▸ **What the task asks**
Can the data below be echoed back word for word?

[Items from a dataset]

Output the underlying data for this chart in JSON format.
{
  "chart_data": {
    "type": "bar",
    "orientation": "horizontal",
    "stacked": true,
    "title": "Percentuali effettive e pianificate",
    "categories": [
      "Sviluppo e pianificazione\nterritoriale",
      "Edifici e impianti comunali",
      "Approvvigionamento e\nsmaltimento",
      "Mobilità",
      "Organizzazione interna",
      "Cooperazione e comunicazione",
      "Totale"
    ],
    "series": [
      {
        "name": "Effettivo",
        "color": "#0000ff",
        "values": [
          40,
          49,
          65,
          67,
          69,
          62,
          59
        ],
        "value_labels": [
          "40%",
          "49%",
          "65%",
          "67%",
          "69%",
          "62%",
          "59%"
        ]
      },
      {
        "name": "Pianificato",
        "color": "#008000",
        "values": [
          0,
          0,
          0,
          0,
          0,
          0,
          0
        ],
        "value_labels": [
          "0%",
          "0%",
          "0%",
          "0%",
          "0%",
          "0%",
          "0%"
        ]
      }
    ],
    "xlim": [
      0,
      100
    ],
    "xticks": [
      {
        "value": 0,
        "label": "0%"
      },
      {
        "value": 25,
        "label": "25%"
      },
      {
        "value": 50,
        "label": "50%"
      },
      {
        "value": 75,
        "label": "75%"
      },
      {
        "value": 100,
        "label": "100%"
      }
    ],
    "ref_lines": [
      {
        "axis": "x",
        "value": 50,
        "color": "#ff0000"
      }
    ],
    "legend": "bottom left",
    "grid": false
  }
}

▸ **The answer**
Output the underlying data for this chart in JSON format.
{
  "chart_data": {
    "type": "bar",
    "orientation": "horizontal",
    "stacked": true,
    "title": "Percentuali effettive e pianificate",
    "categories": [
      "Sviluppo e pianificazione\nterritoriale",
      "Edifici e impianti comunali",
      "Approvvigionamento e\nsmaltimento",
      "Mobilità",
      "Organizzazione interna",
      "Cooperazione e comunicazione",
      "Totale"
    ],
    "series": [
      {
        "name": "Effettivo",
        "color": "#0000ff",
        "values": [
          40,
          49,
          65,
          67,
          69,
          62,
          59
        ],
        "value_labels": [
          "40%",
          "49%",
          "65%",
          "67%",
          "69%",
          "62%",
          "59%"
        ]
      },
      {
        "name": "Pianificato",
        "color": "#008000",
        "values": [
          0,
          0,
          0,
          0,
          0,
          0,
          0
        ],
        "value_labels": [
          "0%",
          "0%",
          "0%",
          "0%",
          "0%",
          "0%",
          "0%"
        ]
      }
    ],
    "xlim": [
      0,
      100
    ],
    "xticks": [
      {
        "value": 0,
        "label": "0%"
      },
      {
        "value": 25,
        "label": "25%"
      },
      {
        "value": 50,
        "label": "50%"
      },
      {
        "value": 75,
        "label": "75%"
      },
      {
        "value": 100,
        "label": "100%"
      }
    ],
    "ref_lines": [
      {
        "axis": "x",
        "value": 50,
        "color": "#ff0000"
      }
    ],
    "legend": "bottom left",
    "grid": false
  }
}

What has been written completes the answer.